The problem → Using the records that follow, copy every line containing the word "ffffff".

Records excerpted from a collection →
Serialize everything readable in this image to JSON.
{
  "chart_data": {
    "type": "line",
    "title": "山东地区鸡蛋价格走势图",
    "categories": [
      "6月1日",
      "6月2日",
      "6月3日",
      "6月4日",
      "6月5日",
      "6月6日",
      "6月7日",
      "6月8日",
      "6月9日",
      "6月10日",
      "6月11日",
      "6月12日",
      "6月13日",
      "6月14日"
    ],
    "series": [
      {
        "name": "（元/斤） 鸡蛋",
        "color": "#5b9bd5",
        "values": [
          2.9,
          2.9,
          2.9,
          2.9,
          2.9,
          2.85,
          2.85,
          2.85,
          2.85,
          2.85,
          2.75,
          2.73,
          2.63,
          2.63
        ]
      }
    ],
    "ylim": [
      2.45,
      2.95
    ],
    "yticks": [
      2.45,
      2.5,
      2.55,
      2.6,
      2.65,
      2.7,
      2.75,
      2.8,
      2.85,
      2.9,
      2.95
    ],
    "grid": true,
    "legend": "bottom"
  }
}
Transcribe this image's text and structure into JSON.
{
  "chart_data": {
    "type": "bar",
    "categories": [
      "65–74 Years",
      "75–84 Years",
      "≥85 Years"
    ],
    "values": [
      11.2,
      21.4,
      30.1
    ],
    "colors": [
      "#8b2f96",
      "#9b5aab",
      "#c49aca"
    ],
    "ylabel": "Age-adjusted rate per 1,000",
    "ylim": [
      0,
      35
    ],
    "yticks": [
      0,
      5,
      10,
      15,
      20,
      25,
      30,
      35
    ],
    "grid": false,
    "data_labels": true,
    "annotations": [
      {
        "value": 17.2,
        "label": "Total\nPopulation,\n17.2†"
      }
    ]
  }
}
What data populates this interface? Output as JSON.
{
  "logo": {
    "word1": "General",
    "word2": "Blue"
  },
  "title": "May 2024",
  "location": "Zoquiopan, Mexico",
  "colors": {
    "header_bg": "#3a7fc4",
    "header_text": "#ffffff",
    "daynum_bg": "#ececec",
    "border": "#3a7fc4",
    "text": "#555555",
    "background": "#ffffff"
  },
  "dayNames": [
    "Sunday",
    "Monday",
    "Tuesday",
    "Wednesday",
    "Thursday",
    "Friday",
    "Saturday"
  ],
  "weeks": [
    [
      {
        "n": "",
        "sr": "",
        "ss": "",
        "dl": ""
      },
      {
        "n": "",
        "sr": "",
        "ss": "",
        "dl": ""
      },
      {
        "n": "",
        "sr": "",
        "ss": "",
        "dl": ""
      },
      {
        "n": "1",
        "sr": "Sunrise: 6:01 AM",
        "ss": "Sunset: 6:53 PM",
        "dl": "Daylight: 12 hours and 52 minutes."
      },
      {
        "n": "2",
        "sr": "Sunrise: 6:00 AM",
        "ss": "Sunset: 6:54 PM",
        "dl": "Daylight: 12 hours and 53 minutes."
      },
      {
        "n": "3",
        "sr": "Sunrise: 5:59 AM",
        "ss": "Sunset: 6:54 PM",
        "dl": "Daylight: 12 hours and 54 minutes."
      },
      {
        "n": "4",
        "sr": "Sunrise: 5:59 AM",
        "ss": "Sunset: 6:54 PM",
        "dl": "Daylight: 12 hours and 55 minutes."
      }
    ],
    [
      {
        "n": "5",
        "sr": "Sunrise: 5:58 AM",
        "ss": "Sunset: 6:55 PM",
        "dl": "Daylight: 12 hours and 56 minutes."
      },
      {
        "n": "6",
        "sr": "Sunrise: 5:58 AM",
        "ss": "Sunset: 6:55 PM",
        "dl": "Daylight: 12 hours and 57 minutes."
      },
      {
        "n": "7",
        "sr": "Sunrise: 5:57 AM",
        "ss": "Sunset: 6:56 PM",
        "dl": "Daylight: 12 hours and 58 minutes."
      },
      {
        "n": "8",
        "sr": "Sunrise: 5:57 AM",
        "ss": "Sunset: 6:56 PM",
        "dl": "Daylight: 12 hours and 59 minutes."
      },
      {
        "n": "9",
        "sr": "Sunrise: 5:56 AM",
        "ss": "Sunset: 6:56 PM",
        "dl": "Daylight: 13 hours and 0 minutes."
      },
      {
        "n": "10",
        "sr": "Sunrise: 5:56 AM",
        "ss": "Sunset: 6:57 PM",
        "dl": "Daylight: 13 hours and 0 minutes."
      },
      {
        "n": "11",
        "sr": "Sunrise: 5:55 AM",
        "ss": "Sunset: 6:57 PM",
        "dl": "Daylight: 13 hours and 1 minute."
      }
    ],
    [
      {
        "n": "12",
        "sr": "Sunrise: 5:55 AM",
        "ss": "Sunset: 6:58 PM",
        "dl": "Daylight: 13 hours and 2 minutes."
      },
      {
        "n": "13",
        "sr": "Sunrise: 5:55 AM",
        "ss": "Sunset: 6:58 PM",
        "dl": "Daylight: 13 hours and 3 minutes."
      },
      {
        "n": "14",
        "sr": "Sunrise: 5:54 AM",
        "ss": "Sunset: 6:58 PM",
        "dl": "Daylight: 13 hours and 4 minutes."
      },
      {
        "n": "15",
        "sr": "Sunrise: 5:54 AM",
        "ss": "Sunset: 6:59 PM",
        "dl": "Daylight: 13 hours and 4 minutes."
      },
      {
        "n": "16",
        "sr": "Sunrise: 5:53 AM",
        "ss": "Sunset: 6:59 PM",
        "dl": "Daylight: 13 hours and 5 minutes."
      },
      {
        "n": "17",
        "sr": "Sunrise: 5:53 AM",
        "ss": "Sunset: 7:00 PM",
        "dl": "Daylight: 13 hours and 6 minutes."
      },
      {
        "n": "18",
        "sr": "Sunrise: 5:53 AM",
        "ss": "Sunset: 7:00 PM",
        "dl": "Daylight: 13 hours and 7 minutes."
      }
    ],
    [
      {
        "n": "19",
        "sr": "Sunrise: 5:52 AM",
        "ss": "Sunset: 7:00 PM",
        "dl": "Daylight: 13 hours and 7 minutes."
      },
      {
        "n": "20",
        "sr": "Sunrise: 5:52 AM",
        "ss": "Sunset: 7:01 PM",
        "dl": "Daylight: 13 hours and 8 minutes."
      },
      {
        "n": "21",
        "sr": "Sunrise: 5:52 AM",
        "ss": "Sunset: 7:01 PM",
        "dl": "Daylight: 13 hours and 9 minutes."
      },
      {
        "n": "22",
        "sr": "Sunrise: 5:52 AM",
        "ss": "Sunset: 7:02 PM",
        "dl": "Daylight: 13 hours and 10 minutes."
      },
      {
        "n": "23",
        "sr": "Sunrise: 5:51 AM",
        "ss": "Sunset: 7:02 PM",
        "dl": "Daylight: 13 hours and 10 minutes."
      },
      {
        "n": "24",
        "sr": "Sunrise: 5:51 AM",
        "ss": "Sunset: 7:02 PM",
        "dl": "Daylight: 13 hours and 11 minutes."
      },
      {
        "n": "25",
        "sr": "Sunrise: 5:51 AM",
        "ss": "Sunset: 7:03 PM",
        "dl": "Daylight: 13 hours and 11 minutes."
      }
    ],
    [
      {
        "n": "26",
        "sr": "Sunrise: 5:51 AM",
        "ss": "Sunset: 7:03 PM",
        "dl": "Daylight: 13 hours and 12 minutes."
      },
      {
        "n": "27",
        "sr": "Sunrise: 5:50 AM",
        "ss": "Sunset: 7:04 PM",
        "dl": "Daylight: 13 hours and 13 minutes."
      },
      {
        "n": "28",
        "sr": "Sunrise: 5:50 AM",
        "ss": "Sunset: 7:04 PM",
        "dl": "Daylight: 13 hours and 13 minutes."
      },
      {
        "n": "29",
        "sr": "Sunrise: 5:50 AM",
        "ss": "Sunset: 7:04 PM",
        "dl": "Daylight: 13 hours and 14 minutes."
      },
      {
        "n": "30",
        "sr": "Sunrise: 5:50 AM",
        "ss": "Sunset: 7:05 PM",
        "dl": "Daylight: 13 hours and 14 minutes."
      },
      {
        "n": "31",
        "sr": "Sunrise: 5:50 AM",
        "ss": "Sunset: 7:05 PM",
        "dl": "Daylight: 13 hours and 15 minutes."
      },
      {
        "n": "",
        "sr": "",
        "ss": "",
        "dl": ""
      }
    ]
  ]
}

Response to this exercise →
    "header_text": "#ffffff",
    "background": "#ffffff"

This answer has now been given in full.